[Work to do]: Using the listing below, extract each line that has the word "Clinical" in it.

(Recorded data)
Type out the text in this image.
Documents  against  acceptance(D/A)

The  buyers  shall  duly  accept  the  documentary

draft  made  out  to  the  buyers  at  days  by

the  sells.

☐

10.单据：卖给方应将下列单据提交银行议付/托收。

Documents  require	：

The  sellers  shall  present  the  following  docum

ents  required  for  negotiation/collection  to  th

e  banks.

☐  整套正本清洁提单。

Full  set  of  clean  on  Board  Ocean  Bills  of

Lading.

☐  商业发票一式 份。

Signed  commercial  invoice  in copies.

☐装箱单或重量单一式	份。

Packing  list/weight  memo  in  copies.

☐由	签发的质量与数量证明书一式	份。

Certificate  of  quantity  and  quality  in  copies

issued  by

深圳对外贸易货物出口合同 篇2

...

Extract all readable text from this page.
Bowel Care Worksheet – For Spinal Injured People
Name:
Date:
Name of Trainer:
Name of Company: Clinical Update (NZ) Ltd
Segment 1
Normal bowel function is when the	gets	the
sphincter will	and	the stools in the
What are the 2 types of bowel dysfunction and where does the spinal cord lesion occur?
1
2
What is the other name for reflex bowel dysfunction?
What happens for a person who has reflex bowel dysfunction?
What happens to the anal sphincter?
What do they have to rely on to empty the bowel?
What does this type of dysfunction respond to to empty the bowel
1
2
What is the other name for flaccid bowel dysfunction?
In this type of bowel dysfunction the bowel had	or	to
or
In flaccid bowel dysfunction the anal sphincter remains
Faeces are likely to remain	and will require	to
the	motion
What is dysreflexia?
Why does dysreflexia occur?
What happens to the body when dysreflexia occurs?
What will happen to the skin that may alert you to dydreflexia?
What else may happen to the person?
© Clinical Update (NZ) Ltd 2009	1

---

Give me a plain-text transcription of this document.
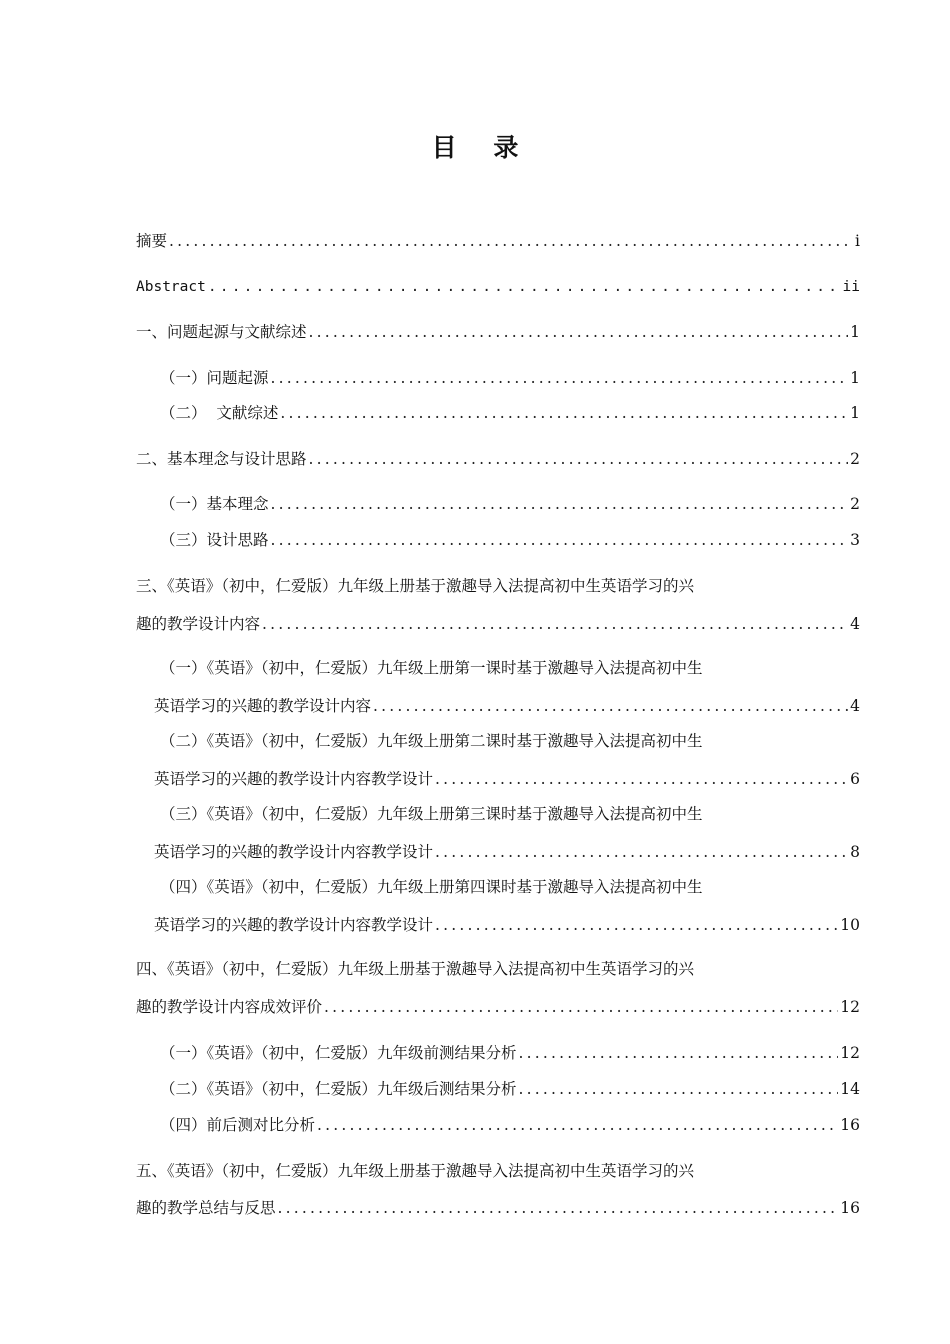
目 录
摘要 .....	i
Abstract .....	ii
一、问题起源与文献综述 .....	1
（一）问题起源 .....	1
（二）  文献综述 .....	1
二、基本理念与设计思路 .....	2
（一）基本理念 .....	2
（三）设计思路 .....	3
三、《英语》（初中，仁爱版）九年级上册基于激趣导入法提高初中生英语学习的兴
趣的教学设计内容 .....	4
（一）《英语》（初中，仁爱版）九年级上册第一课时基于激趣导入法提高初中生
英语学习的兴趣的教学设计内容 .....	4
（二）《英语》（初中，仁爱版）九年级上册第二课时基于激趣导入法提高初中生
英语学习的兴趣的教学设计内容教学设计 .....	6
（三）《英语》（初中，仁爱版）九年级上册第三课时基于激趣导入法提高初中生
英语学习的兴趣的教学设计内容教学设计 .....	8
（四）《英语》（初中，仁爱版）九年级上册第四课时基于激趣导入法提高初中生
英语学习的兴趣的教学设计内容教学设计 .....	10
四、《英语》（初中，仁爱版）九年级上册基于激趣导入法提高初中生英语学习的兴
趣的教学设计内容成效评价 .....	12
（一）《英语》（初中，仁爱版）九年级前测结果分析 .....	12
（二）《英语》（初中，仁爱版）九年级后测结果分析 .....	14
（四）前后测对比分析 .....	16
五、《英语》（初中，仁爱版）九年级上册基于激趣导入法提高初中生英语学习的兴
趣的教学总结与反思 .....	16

[Result of this exercise]:
Name of Company: Clinical Update (NZ) Ltd
© Clinical Update (NZ) Ltd 2009	1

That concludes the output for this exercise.